— Goal —
Using the listing below, please gather every line containing the word "parameters".
======== Records supplied ========
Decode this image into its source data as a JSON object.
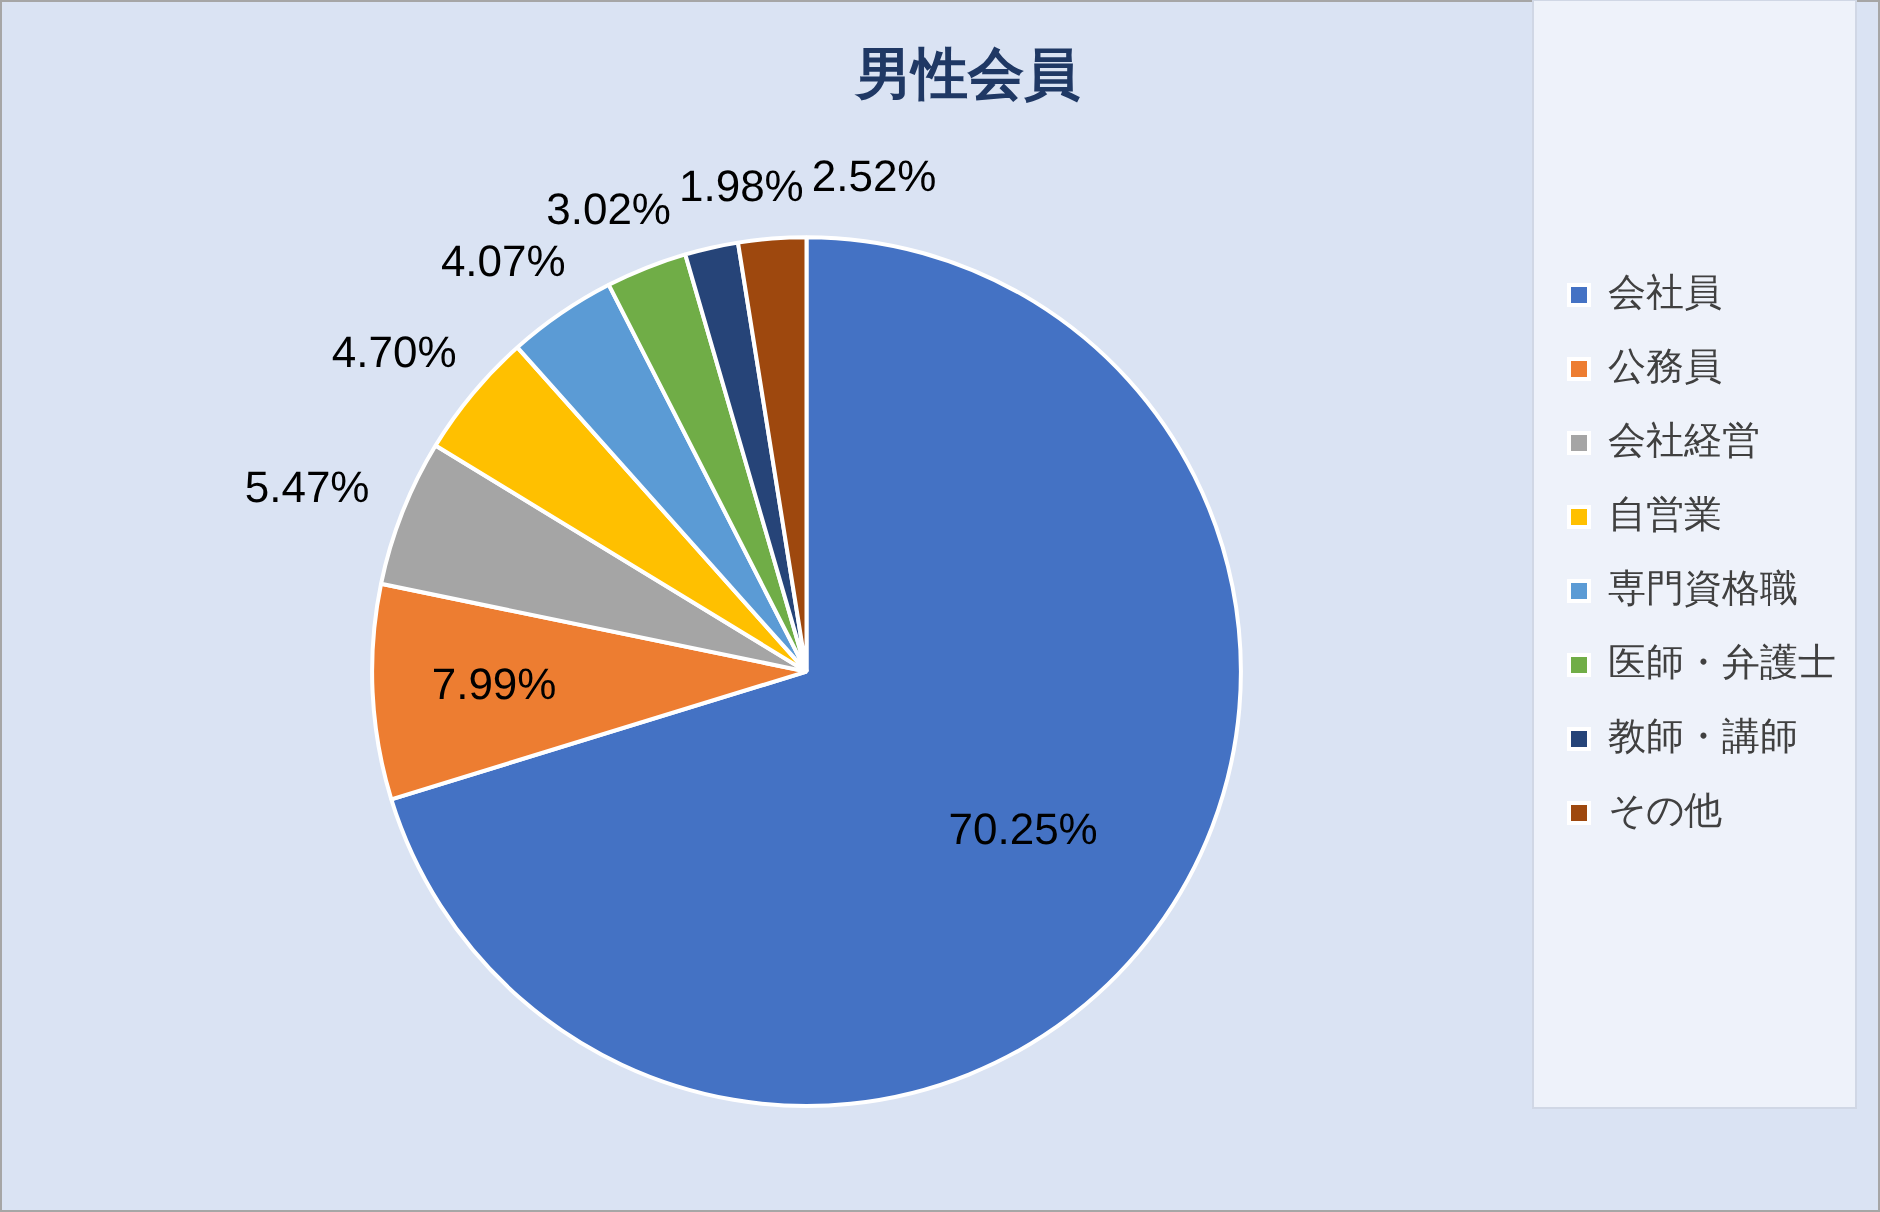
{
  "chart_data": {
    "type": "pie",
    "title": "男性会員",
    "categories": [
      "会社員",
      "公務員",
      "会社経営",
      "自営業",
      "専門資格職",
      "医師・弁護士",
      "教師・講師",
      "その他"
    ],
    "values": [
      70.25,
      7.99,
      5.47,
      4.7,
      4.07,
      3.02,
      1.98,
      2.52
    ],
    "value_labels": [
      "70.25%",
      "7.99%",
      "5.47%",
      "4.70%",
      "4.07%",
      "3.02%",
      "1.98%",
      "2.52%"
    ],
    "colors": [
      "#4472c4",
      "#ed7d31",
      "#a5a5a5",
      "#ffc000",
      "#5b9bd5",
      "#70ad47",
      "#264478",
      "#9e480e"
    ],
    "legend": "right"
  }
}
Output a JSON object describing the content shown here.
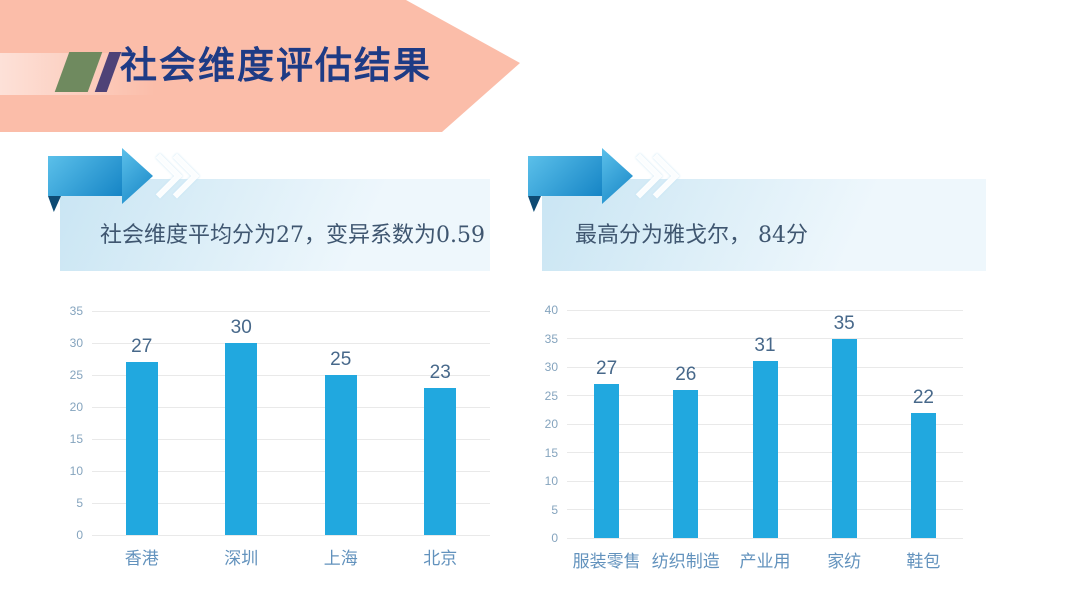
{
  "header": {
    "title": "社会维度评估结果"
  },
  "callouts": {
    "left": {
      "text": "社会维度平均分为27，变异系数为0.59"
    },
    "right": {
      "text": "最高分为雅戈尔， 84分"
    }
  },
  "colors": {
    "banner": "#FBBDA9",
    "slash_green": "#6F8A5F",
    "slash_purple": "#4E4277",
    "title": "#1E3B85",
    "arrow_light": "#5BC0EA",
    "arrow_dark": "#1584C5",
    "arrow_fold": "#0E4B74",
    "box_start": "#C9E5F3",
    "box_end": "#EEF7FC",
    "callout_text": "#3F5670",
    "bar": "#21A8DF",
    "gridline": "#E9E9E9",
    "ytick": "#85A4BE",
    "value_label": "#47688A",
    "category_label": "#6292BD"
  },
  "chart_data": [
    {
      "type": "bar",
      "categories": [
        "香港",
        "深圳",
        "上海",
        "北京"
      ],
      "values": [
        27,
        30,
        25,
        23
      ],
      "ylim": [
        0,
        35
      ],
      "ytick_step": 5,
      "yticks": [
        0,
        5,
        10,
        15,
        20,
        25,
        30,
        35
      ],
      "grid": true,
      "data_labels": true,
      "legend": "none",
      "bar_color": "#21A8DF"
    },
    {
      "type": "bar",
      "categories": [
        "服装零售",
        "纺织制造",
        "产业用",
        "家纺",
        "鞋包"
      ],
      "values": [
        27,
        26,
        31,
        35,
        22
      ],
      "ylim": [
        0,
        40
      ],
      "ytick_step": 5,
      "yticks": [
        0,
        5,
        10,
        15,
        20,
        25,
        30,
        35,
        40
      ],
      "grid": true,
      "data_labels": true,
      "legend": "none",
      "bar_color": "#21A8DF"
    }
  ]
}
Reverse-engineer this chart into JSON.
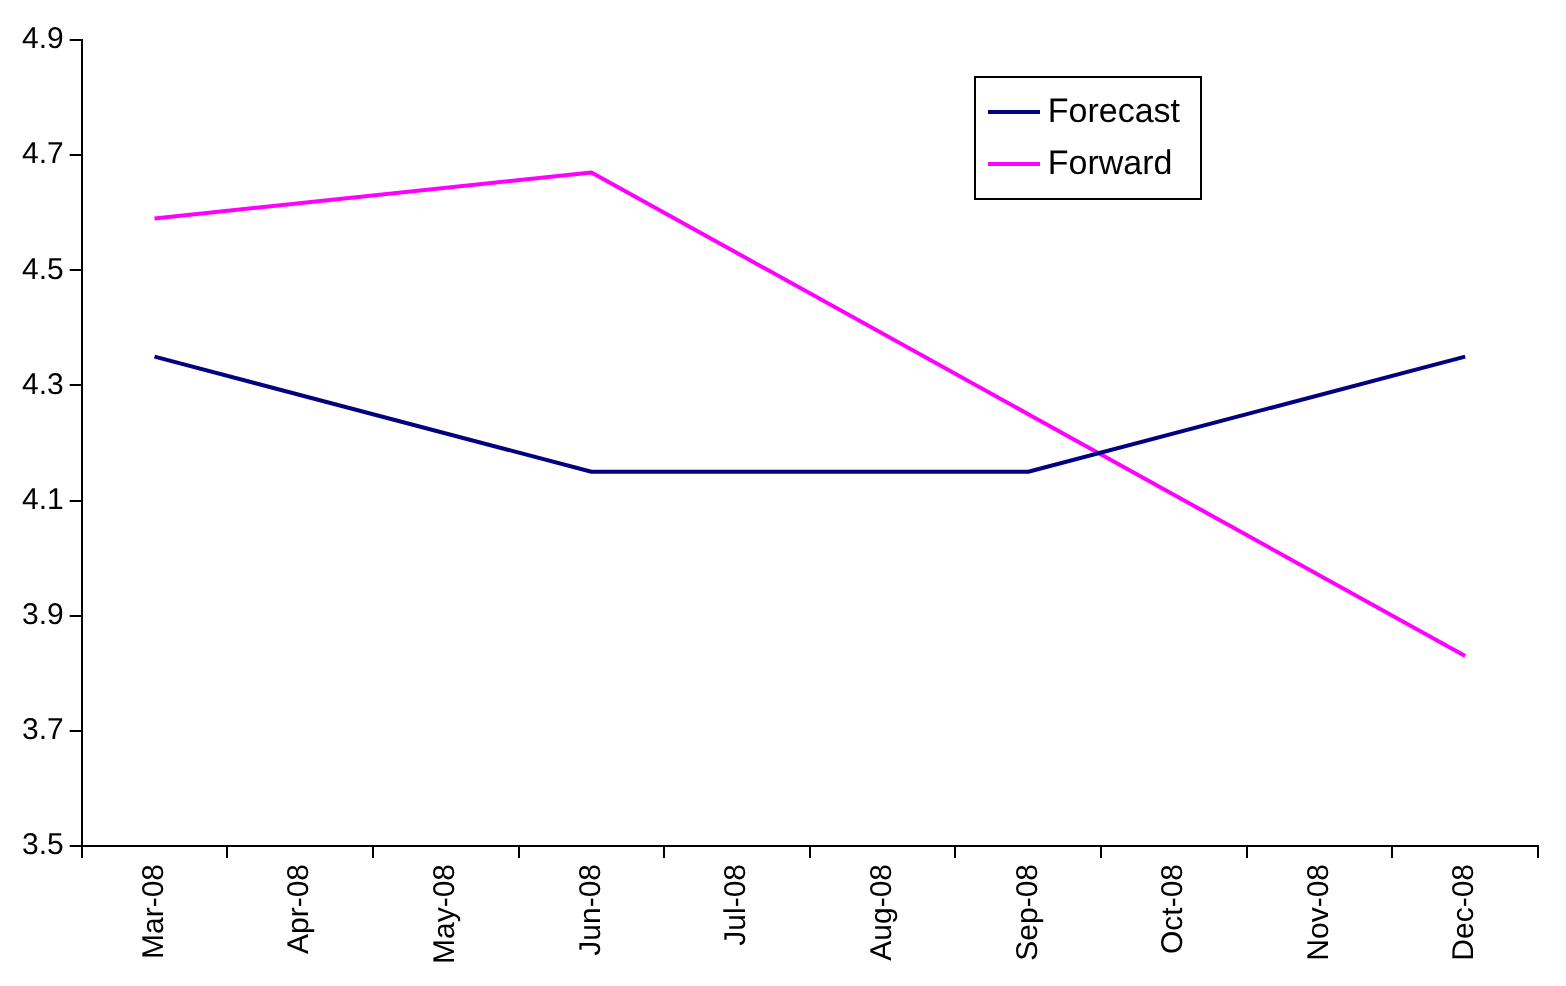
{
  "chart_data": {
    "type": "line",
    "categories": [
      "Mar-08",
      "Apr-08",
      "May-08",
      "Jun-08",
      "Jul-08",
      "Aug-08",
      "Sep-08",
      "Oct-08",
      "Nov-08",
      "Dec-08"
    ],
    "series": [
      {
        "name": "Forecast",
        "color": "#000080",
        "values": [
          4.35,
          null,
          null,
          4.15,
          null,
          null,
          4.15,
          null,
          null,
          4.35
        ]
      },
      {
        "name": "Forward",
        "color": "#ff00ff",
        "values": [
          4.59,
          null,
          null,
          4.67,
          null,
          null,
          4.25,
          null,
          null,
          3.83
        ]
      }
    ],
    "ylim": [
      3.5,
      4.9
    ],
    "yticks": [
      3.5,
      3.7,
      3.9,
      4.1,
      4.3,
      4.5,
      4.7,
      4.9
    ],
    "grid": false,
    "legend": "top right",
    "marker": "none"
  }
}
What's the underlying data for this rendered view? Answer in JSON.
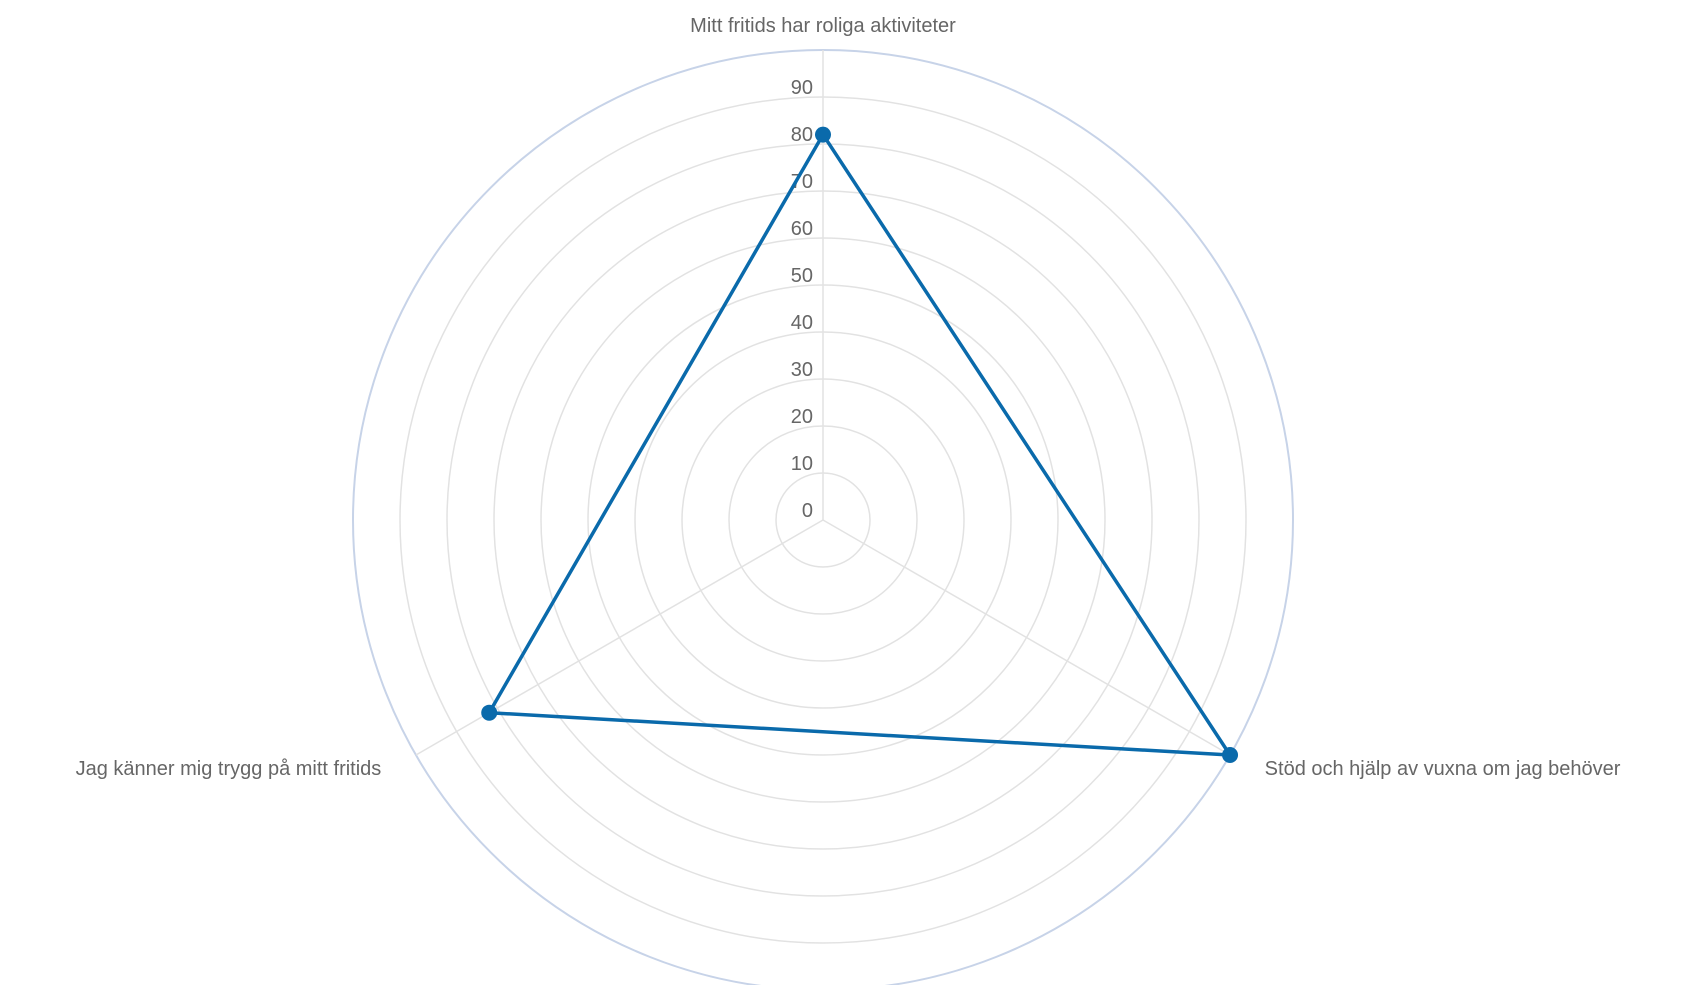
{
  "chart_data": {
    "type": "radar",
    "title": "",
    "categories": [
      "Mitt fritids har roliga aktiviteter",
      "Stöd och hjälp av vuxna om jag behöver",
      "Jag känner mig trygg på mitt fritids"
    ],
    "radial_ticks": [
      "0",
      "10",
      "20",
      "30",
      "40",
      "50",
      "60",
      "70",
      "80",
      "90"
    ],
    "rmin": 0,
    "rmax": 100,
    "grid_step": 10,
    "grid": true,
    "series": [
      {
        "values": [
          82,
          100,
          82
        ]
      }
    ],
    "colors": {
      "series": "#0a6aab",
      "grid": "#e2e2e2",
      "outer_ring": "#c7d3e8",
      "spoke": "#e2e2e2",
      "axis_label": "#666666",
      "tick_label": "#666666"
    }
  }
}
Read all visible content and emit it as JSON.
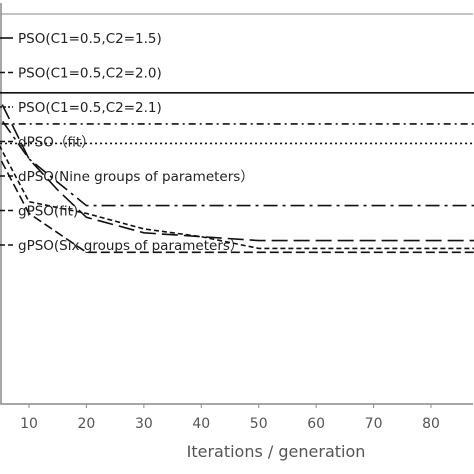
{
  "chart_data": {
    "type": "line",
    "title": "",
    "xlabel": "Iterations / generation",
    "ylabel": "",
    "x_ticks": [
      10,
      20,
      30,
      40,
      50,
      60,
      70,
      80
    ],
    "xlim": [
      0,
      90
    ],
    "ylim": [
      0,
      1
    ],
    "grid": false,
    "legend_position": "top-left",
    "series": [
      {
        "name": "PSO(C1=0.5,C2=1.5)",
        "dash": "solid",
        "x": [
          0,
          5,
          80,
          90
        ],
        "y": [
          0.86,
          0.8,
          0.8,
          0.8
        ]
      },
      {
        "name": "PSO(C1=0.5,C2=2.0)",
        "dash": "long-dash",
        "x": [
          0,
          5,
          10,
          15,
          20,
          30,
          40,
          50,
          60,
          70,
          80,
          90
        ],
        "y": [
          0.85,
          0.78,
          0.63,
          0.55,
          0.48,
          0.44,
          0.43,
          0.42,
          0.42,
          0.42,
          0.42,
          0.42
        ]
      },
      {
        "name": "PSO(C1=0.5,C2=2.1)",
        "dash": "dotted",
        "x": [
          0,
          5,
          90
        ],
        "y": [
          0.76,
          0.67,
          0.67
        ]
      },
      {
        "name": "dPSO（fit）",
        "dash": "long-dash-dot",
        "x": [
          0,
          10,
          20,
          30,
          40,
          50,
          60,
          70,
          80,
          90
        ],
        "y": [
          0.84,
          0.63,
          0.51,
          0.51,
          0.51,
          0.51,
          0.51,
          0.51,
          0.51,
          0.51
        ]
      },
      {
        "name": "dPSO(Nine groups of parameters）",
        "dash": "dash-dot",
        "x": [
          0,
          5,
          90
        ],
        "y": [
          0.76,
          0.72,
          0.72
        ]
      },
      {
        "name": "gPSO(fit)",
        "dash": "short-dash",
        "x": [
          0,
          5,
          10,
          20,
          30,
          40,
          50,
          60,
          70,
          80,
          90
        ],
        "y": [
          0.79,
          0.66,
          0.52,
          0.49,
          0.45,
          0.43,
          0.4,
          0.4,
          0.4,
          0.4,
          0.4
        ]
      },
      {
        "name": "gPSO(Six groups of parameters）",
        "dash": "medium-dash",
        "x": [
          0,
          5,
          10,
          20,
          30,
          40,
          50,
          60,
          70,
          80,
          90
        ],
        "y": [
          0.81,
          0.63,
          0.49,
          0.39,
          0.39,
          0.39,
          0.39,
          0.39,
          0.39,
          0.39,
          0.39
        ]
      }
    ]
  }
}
========
— Problem solution —
        "name": "dPSO(Nine groups of parameters）",
        "name": "gPSO(Six groups of parameters）",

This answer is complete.